To do:
1. In the abstract on chlorophyll stress responses in coastal shrubs, which species is a halophytic deciduous shrub found at the marsh upland interface?
2. Please extend the abstract on chlorophyll stress responses in coastal shrubs, picking up after its final sentence.

Selected text:
Thursday, August 5, 2010 - 10:10 AM

COS 83-7: Atypical chlorophyll responses to stress in a high light coastal environment

Julie Naumann1, Jaclyn K. Vick2, Jean Nelson1, and Donald Young2. (1) US Army Corps of Engineers -ERDC, (2) Virginia Commonwealth University

Background/Question/Methods

To provide a better understanding of adaptations to the harsh coastal environment that will elucidate responses to climate change three shrub species were evaluated for chlorophyll responses to two common environmental stressors.  Each species possesses unique characteristics that allow survival in a variable environment with low nutrients.  Myrica cerifera is an evergreen symbiotic nitrogen fixer dominant in mesic swales, Iva frutescens is a halophytic deciduous shrub located at the marsh upland interface, and Baccharis halimifolia is a deciduous generalist small tree or shrub found in swale environments.  Field observations have revealed that microsite differences in stress do not lead to corresponding variations in chlorophyll concentration, a common response to stress.  Laboratory studies evaluated responses to drought and salinity stress in all three species, particularly chlorophyll responses and potential mechanisms to dissipate excess light energy.  Photosynthesis, chlorophyll fluorescence, hyperspectral reflectance, leaf angle and chlorophyll content were measured following drought or salinity treatment. Similar measurements were made in the field at sites determined to differ in degree of stress.

Listed records:

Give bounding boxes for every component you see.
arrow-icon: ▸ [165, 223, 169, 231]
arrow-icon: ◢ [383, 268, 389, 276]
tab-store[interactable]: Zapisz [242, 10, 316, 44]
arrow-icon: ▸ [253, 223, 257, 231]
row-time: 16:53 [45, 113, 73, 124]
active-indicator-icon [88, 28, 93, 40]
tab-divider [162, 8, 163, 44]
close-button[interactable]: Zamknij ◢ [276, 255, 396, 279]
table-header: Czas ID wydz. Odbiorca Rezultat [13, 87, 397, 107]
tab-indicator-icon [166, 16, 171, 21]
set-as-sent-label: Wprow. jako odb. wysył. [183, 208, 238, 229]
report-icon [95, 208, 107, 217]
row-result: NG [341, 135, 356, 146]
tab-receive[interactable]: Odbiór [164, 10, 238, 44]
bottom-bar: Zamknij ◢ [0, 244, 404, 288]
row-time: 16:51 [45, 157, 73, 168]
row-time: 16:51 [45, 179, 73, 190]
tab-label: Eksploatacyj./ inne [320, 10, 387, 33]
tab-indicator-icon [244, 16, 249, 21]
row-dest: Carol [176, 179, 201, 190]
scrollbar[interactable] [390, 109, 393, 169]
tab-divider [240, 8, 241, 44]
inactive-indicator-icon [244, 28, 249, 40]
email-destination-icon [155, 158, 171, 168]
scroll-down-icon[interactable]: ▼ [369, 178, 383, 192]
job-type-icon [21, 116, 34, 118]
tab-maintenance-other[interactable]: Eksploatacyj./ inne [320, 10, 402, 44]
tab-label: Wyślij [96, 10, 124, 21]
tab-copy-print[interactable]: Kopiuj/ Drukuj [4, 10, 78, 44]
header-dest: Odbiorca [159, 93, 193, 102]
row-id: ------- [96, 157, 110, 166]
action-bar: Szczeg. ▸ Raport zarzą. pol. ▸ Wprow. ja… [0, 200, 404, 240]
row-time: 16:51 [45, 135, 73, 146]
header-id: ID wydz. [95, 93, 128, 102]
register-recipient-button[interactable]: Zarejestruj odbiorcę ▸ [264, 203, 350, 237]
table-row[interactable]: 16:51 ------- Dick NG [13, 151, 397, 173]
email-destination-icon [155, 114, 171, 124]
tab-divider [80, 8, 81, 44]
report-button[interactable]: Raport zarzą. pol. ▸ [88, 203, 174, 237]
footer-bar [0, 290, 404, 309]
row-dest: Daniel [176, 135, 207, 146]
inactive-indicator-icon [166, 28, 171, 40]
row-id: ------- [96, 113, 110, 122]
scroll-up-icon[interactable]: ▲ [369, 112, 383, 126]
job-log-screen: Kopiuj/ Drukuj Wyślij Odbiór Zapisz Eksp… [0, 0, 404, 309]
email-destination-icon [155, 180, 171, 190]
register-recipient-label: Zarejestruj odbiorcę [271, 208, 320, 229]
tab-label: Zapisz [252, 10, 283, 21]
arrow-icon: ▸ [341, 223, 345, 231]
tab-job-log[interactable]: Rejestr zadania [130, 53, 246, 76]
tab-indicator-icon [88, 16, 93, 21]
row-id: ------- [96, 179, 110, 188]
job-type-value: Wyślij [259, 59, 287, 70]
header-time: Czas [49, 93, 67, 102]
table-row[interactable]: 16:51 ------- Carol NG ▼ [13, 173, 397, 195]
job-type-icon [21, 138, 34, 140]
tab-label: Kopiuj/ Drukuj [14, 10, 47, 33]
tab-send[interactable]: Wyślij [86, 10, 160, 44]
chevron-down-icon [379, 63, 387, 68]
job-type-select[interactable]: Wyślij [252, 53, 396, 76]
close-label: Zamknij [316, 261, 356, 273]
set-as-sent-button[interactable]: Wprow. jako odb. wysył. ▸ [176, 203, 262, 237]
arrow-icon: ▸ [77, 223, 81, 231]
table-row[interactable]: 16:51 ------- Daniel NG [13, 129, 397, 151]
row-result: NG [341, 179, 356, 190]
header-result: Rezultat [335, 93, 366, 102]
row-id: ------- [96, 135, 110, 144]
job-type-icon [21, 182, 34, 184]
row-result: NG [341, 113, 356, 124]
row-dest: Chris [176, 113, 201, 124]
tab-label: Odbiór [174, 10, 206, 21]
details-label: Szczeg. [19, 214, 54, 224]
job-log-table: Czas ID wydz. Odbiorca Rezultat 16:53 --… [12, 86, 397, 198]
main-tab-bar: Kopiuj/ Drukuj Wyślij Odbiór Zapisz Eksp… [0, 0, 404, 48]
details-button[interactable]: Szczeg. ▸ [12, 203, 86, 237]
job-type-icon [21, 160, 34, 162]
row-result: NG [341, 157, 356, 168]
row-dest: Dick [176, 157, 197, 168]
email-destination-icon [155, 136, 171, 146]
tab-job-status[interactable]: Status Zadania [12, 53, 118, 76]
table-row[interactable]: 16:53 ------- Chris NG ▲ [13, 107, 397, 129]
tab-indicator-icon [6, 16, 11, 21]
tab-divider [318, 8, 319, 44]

Task results:
1. Iva frutescens

2.
Results/Conclusions

There were no differences in total chlorophyll content following stress treatment or in field conditions for each species.  However, there were species differences in the mechanistic approach to handling incident light as stomata close and in the absence of photosynthesis.  Myrica cerifera uses enhanced thermal dissipation during times of stress as revealed by chlorophyll fluorescence and reflectance measurements.  Iva frutescens adjusts incident radiation by altering leaf position regardless of turgor pressure, while B. halimifolia uses a combination of leaf position while still maintaining some degree of stomatal opening for gas exchange.  Our results demonstrate that chlorophyll breakdown during periods of stress is not advantageous for these woody species for growth in a highly variable environment.  Rather a combination of stomatal response coupled with various protective mechanisms allow for fast photosynthetic recovery that is essential for success in such a dynamic environment.